++++ Material provided ++++
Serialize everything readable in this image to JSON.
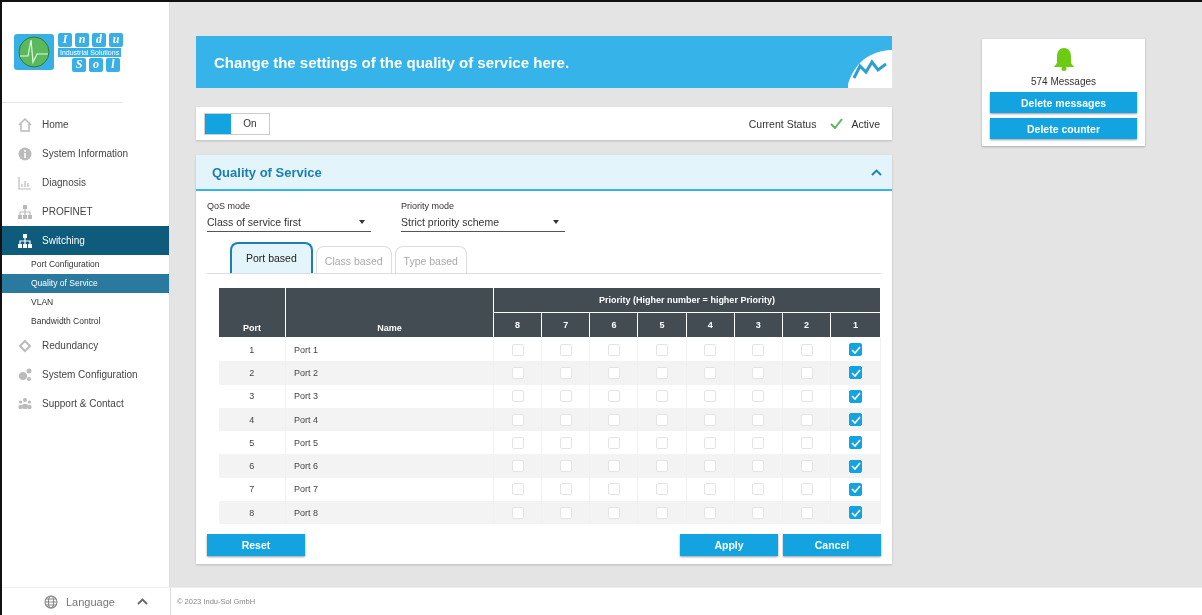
{
  "logo": {
    "letters_top": [
      "I",
      "n",
      "d",
      "u"
    ],
    "tagline": "Industrial Solutions",
    "letters_bottom": [
      "S",
      "o",
      "l"
    ]
  },
  "nav": [
    {
      "label": "Home",
      "kind": "home",
      "selected": false
    },
    {
      "label": "System Information",
      "kind": "info",
      "selected": false
    },
    {
      "label": "Diagnosis",
      "kind": "chart",
      "selected": false
    },
    {
      "label": "PROFINET",
      "kind": "network",
      "selected": false
    },
    {
      "label": "Switching",
      "kind": "network",
      "selected": true,
      "children": [
        {
          "label": "Port Configuration",
          "selected": false
        },
        {
          "label": "Quality of Service",
          "selected": true
        },
        {
          "label": "VLAN",
          "selected": false
        },
        {
          "label": "Bandwidth Control",
          "selected": false
        }
      ]
    },
    {
      "label": "Redundancy",
      "kind": "ring",
      "selected": false
    },
    {
      "label": "System Configuration",
      "kind": "gears",
      "selected": false
    },
    {
      "label": "Support & Contact",
      "kind": "people",
      "selected": false
    }
  ],
  "banner": {
    "title": "Change the settings of the quality of service here."
  },
  "status": {
    "toggle_label": "On",
    "on": true,
    "label": "Current Status",
    "value": "Active"
  },
  "panel": {
    "title": "Quality of Service",
    "expanded": true,
    "selects": [
      {
        "label": "QoS mode",
        "value": "Class of service first"
      },
      {
        "label": "Priority mode",
        "value": "Strict priority scheme"
      }
    ],
    "tabs": [
      {
        "label": "Port based",
        "selected": true
      },
      {
        "label": "Class based",
        "selected": false
      },
      {
        "label": "Type based",
        "selected": false
      }
    ],
    "table": {
      "columns": [
        "Port",
        "Name"
      ],
      "group_header": "Priority (Higher number = higher Priority)",
      "priorities": [
        "8",
        "7",
        "6",
        "5",
        "4",
        "3",
        "2",
        "1"
      ],
      "rows": [
        {
          "port": "1",
          "name": "Port 1",
          "checks": [
            {
              "checked": false
            },
            {
              "checked": false
            },
            {
              "checked": false
            },
            {
              "checked": false
            },
            {
              "checked": false
            },
            {
              "checked": false
            },
            {
              "checked": false
            },
            {
              "checked": true
            }
          ]
        },
        {
          "port": "2",
          "name": "Port 2",
          "checks": [
            {
              "checked": false
            },
            {
              "checked": false
            },
            {
              "checked": false
            },
            {
              "checked": false
            },
            {
              "checked": false
            },
            {
              "checked": false
            },
            {
              "checked": false
            },
            {
              "checked": true
            }
          ]
        },
        {
          "port": "3",
          "name": "Port 3",
          "checks": [
            {
              "checked": false
            },
            {
              "checked": false
            },
            {
              "checked": false
            },
            {
              "checked": false
            },
            {
              "checked": false
            },
            {
              "checked": false
            },
            {
              "checked": false
            },
            {
              "checked": true
            }
          ]
        },
        {
          "port": "4",
          "name": "Port 4",
          "checks": [
            {
              "checked": false
            },
            {
              "checked": false
            },
            {
              "checked": false
            },
            {
              "checked": false
            },
            {
              "checked": false
            },
            {
              "checked": false
            },
            {
              "checked": false
            },
            {
              "checked": true
            }
          ]
        },
        {
          "port": "5",
          "name": "Port 5",
          "checks": [
            {
              "checked": false
            },
            {
              "checked": false
            },
            {
              "checked": false
            },
            {
              "checked": false
            },
            {
              "checked": false
            },
            {
              "checked": false
            },
            {
              "checked": false
            },
            {
              "checked": true
            }
          ]
        },
        {
          "port": "6",
          "name": "Port 6",
          "checks": [
            {
              "checked": false
            },
            {
              "checked": false
            },
            {
              "checked": false
            },
            {
              "checked": false
            },
            {
              "checked": false
            },
            {
              "checked": false
            },
            {
              "checked": false
            },
            {
              "checked": true
            }
          ]
        },
        {
          "port": "7",
          "name": "Port 7",
          "checks": [
            {
              "checked": false
            },
            {
              "checked": false
            },
            {
              "checked": false
            },
            {
              "checked": false
            },
            {
              "checked": false
            },
            {
              "checked": false
            },
            {
              "checked": false
            },
            {
              "checked": true
            }
          ]
        },
        {
          "port": "8",
          "name": "Port 8",
          "checks": [
            {
              "checked": false
            },
            {
              "checked": false
            },
            {
              "checked": false
            },
            {
              "checked": false
            },
            {
              "checked": false
            },
            {
              "checked": false
            },
            {
              "checked": false
            },
            {
              "checked": true
            }
          ]
        }
      ]
    },
    "buttons": {
      "reset": "Reset",
      "apply": "Apply",
      "cancel": "Cancel"
    }
  },
  "messages": {
    "count": "574 Messages",
    "buttons": [
      "Delete messages",
      "Delete counter"
    ]
  },
  "footer": {
    "language": "Language",
    "copyright": "© 2023 Indu-Sol GmbH"
  }
}
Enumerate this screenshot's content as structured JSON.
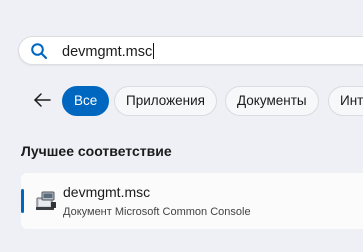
{
  "search": {
    "value": "devmgmt.msc"
  },
  "filters": [
    {
      "label": "Все",
      "active": true
    },
    {
      "label": "Приложения",
      "active": false
    },
    {
      "label": "Документы",
      "active": false
    },
    {
      "label": "Инт",
      "active": false
    }
  ],
  "section": {
    "title": "Лучшее соответствие"
  },
  "best_match": {
    "title": "devmgmt.msc",
    "subtitle": "Документ Microsoft Common Console",
    "icon": "msc-document-icon"
  },
  "colors": {
    "accent": "#0067c0",
    "background": "#eef0f5"
  }
}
++++
Reproduce each line holding the word "Class".

        "value": "Class of service first"
        "label": "Class based",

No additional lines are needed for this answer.